══ Fragmento de texto ══

La falta de carburantes persiste en Santa Cruz, Beni y Pando, a pesar de que las principales carreteras del oriente boliviano se mantienen libres de bloqueos y con normal circulación de cisternas, según reportan estaciones de servicio de la región.
El sector afirma que el problema responde a retrasos en la provisión de combustibles por parte de Yacimientos Petrolíferos Fiscales Bolivianos (YPFB), lo que estaría provocando una interrupción en la cadena de abastecimiento hacia el mercado interno.
Mientras en el occidente la escasez se vincula a bloqueos en rutas internacionales, el oriente cuenta con corredores fronterizos operativos como San Matías, Yacuiba y Zárate, que conectan con Brasil y Argentina, permitiendo el ingreso de combustible importado sin restricciones de tránsito.
Desde la Asociación de Surtidores (Asosur) se advirtió que la situación está generando un impacto directo en la economía regional, especialmente en el sector agropecuario, que depende del suministro constante de diésel y gasolina para sus actividades productivas.
Los comercializadores indicaron que las estaciones de servicio compran el producto con pago anticipado y que aún existen volúmenes pendientes de entrega desde el 11 de junio. Asimismo, denunciaron que en jornadas recientes el despacho cayó a 400 mil litros de gasolina, cuando la demanda diaria de Santa Cruz alcanza los 3 millones de litros.
Ante la falta de respuestas, el sector envió notas formales a YPFB y a la Agencia Nacional de Hidrocarburos (ANH), exigiendo explicaciones sobre el desabastecimiento. Mientras tanto, pidieron comprensión a la población por las largas filas en los surtidores y remarcaron que la solución depende de la estatal petrolera.

═══
══ Datos de entrada ══

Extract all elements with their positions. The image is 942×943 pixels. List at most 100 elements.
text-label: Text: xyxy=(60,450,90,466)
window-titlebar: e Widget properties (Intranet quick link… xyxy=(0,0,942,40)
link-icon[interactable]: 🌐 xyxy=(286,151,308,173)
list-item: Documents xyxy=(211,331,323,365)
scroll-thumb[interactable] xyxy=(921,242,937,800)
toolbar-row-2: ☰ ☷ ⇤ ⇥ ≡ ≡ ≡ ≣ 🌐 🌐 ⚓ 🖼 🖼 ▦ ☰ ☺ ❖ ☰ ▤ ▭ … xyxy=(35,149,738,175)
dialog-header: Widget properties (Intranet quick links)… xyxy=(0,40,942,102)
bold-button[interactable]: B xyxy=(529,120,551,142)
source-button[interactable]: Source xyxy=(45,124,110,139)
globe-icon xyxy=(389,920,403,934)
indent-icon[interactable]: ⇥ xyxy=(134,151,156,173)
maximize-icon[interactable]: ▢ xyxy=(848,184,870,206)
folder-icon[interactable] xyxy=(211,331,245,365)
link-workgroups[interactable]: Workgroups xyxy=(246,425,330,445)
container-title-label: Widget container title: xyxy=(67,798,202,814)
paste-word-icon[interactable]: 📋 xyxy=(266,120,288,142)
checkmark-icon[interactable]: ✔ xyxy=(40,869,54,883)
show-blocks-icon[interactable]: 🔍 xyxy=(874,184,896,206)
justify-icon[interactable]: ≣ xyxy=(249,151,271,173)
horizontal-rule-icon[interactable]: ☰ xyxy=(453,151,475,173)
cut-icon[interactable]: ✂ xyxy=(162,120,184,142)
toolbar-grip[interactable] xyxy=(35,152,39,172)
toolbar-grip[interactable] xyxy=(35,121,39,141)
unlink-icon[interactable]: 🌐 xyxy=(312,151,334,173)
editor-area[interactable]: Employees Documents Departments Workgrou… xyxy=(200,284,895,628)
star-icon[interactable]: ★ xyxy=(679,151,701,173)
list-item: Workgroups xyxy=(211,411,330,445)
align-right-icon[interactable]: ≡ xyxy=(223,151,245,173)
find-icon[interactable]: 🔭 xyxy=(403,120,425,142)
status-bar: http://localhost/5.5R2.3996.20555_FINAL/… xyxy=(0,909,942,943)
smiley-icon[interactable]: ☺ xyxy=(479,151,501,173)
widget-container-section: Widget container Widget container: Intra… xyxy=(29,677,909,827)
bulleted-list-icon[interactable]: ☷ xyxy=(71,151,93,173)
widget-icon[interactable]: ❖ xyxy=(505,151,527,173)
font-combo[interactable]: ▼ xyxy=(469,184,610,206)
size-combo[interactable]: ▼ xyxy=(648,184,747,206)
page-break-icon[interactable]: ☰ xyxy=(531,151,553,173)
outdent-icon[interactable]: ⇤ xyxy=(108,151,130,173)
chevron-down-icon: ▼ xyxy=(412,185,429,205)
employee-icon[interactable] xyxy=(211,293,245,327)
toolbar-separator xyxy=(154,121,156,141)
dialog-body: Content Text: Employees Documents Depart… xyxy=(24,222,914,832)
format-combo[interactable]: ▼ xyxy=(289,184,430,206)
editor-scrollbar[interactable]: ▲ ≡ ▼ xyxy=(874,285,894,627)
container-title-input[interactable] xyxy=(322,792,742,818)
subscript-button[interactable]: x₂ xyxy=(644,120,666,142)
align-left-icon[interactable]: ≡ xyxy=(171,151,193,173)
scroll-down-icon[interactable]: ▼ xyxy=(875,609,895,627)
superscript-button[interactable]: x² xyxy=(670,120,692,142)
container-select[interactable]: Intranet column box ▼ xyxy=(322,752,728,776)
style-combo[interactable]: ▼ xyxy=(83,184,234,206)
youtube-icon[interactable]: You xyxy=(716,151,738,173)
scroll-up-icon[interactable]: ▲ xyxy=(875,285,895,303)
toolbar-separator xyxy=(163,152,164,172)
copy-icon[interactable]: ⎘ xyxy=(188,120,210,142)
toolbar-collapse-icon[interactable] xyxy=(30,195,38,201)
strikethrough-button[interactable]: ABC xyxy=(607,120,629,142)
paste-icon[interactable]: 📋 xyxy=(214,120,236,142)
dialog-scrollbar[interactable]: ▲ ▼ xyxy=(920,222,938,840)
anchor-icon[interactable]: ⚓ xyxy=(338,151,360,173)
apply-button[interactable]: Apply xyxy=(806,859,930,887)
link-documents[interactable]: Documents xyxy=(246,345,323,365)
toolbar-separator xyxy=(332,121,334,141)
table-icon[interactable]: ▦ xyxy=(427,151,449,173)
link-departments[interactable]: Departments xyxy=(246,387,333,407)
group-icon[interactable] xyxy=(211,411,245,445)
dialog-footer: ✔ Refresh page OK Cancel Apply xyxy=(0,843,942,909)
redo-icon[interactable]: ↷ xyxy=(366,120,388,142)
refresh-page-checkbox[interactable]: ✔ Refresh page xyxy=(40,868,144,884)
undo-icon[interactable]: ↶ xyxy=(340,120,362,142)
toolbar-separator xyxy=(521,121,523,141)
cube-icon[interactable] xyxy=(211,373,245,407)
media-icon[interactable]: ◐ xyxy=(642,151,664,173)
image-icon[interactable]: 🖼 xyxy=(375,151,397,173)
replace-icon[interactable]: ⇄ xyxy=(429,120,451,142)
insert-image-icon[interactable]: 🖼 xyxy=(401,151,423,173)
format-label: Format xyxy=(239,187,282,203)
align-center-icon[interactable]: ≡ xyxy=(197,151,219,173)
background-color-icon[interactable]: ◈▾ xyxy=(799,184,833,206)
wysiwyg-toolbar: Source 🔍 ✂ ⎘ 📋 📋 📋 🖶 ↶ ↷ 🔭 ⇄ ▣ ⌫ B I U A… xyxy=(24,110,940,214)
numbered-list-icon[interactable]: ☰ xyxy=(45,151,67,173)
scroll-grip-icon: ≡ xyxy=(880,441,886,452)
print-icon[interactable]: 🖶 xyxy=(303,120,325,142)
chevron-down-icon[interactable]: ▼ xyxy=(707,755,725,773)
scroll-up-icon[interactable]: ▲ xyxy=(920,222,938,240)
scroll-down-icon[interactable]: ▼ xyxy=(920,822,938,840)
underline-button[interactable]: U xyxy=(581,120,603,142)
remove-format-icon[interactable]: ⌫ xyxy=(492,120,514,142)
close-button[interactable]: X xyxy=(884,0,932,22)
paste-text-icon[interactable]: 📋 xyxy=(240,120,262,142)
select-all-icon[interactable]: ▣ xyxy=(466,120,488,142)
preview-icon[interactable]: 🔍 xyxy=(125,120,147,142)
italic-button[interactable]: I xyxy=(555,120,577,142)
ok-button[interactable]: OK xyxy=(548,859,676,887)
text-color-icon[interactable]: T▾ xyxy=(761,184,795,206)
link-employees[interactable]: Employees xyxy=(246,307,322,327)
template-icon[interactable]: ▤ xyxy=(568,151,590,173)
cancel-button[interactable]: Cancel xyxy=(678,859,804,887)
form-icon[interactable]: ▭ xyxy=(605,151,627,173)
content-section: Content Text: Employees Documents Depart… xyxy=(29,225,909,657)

═══

## Ejercicios
1. Según el texto sobre la escasez de combustible, ¿cuál es la demanda diaria de gasolina en Santa Cruz?
2. Explica por qué, según el texto sobre la escasez de combustible, la falta de carburantes en el oriente boliviano no se atribuye a bloqueos.
Las líneas no guardan relación con el texto.

## Respuestas
1. La demanda diaria de Santa Cruz alcanza los 3 millones de litros.

2. Las principales carreteras del oriente están libres de bloqueos y las cisternas circulan con normalidad. Además, los corredores fronterizos de San Matías, Yacuiba y Zárate permiten el ingreso de combustible importado sin restricciones de tránsito. Por eso el sector atribuye el problema a retrasos en la provisión de combustibles por parte de YPFB.